- [Exercise directions]:
Pick out each line in these entries that contains the string "file".

- [Source data]:
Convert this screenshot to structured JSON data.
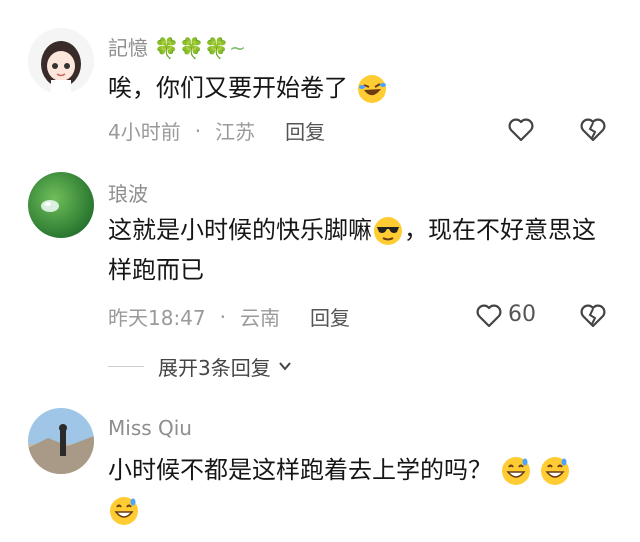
{
  "comments": [
    {
      "username": "記憶",
      "username_decoration": "🍀🍀🍀~",
      "text": "唉，你们又要开始卷了",
      "emoji": "rofl-emoji",
      "time": "4小时前",
      "location": "江苏",
      "reply_label": "回复",
      "like_count": ""
    },
    {
      "username": "琅波",
      "text_before": "这就是小时候的快乐脚嘛",
      "text_after": "，现在不好意思这样跑而已",
      "emoji": "sunglasses-emoji",
      "time": "昨天18:47",
      "location": "云南",
      "reply_label": "回复",
      "like_count": "60"
    },
    {
      "username": "Miss Qiu",
      "text": "小时候不都是这样跑着去上学的吗？",
      "emoji": "grin-sweat-emoji"
    }
  ],
  "expand_replies": {
    "label": "展开3条回复"
  }
}
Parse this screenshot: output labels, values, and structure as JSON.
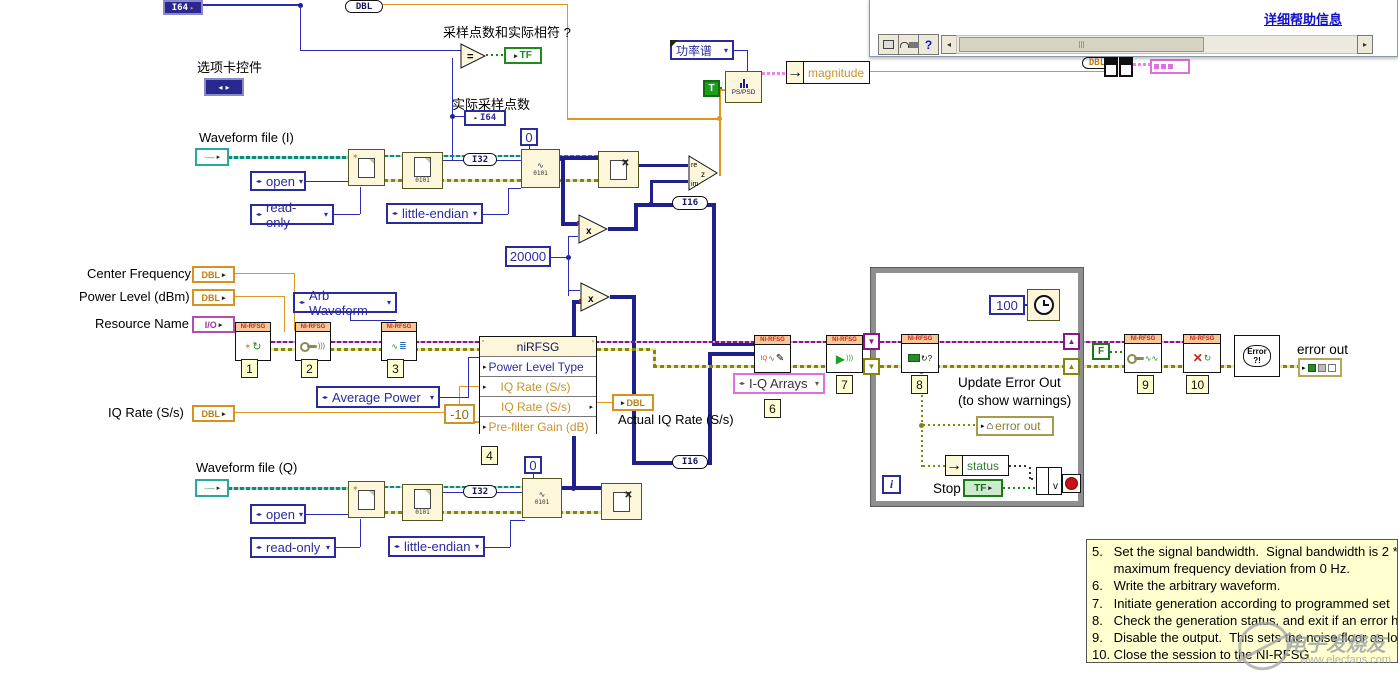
{
  "window": {
    "help_link": "详细帮助信息",
    "help_glyph": "?"
  },
  "annotations": {
    "samples_match": "采样点数和实际相符 ?",
    "tab_control": "选项卡控件",
    "actual_samples": "实际采样点数",
    "waveform_i": "Waveform file (I)",
    "waveform_q": "Waveform file (Q)",
    "center_frequency": "Center Frequency (Hz)",
    "power_level": "Power Level (dBm)",
    "resource_name": "Resource Name",
    "iq_rate": "IQ Rate (S/s)",
    "actual_iq_rate": "Actual IQ Rate (S/s)",
    "update_error_1": "Update Error Out",
    "update_error_2": "(to show warnings)",
    "stop": "Stop",
    "error_out": "error out"
  },
  "type_tags": {
    "i64": "I64",
    "dbl": "DBL",
    "i32": "I32",
    "i16": "I16",
    "io": "I/O",
    "tf": "TF"
  },
  "enums": {
    "open": "open",
    "read_only": "read-only",
    "little_endian": "little-endian",
    "arb_waveform": "Arb Waveform",
    "average_power": "Average Power",
    "iq_arrays": "I-Q Arrays",
    "power_spectrum": "功率谱"
  },
  "constants": {
    "zero": "0",
    "c20000": "20000",
    "c100": "100",
    "neg10": "-10",
    "t": "T",
    "f": "F"
  },
  "rfsg": {
    "header": "NI-RFSG",
    "numbers": [
      "1",
      "2",
      "3",
      "4",
      "6",
      "7",
      "8",
      "9",
      "10"
    ]
  },
  "property_node": {
    "title": "niRFSG",
    "rows": [
      "Power Level Type",
      "IQ Rate (S/s)",
      "IQ Rate (S/s)",
      "Pre-filter Gain (dB)"
    ]
  },
  "nodes": {
    "ps_psd": "PS/PSD",
    "magnitude": "magnitude",
    "status": "status",
    "error_local": "error out",
    "error_dialog": "Error\n?!",
    "iteration": "i",
    "or": "v",
    "bin": "0101",
    "multiply": "x",
    "equal": "="
  },
  "comment": {
    "lines": [
      "5.   Set the signal bandwidth.  Signal bandwidth is 2 *",
      "      maximum frequency deviation from 0 Hz.",
      "6.   Write the arbitrary waveform.",
      "7.   Initiate generation according to programmed set",
      "8.   Check the generation status, and exit if an error h",
      "9.   Disable the output.  This sets the noise floor as lo",
      "10. Close the session to the NI-RFSG"
    ]
  },
  "watermark": {
    "name": "电子发烧友",
    "site": "www.elecfans.com"
  },
  "colors": {
    "wire_orange": "#e0951e",
    "wire_blue": "#20208c",
    "error_olive": "#86860e",
    "session_purple": "#8a148a",
    "path_teal": "#0f8a77",
    "boolean_green": "#1f8a1f",
    "pink": "#e06ee0",
    "link_blue": "#1010c8",
    "comment_bg": "#ffffd0"
  }
}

- [Result below]:
    "waveform_i": "Waveform file (I)",
    "waveform_q": "Waveform file (Q)",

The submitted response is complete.